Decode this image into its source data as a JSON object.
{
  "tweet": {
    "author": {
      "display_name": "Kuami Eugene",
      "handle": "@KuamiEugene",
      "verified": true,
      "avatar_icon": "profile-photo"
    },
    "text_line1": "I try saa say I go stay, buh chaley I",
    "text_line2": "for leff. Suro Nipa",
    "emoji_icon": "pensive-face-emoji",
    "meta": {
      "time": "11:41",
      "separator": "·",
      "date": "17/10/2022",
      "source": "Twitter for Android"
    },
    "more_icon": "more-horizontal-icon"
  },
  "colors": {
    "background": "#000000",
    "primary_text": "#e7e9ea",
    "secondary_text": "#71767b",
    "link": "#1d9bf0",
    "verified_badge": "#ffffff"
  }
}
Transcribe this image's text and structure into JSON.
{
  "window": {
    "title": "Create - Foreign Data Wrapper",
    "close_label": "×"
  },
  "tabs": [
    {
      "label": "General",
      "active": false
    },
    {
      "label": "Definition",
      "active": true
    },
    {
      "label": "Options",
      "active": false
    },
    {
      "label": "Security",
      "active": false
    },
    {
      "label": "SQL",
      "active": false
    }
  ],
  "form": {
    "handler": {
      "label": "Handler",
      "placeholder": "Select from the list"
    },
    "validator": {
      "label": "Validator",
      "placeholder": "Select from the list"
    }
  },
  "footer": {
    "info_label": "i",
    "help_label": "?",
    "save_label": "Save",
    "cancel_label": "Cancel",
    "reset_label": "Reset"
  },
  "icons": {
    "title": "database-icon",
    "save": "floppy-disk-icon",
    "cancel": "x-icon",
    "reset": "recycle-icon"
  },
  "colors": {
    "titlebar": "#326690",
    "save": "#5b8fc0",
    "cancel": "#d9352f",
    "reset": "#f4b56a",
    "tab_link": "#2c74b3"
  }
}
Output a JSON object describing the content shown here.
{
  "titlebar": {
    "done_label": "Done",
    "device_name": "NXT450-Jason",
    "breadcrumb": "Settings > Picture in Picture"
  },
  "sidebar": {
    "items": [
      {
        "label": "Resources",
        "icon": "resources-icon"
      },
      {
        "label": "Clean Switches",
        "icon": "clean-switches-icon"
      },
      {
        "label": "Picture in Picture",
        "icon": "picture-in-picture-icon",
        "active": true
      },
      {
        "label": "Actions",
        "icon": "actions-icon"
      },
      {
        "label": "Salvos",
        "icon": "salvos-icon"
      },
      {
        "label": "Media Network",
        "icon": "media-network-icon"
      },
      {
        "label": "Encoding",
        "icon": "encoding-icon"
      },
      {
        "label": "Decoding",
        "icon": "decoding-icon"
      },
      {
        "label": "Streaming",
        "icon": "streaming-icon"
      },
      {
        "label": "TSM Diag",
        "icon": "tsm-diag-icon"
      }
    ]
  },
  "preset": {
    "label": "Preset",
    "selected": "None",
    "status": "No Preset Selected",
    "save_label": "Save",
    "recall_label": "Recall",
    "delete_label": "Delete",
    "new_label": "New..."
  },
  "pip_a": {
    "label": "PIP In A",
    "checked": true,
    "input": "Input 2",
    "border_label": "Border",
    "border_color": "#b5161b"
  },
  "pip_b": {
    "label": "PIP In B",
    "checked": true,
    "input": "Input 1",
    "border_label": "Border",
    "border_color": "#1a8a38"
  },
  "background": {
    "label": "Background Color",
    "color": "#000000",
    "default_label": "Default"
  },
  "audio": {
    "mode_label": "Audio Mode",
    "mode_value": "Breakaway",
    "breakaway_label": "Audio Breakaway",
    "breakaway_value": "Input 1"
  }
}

■ ■ ■ ■ ■ ■ ■

§ **Problem description**
Return each line of the data that contains the string "image".

§ **Result**
Decode this image into its source data as a JSON object.
Transcribe this image's text and structure into JSON.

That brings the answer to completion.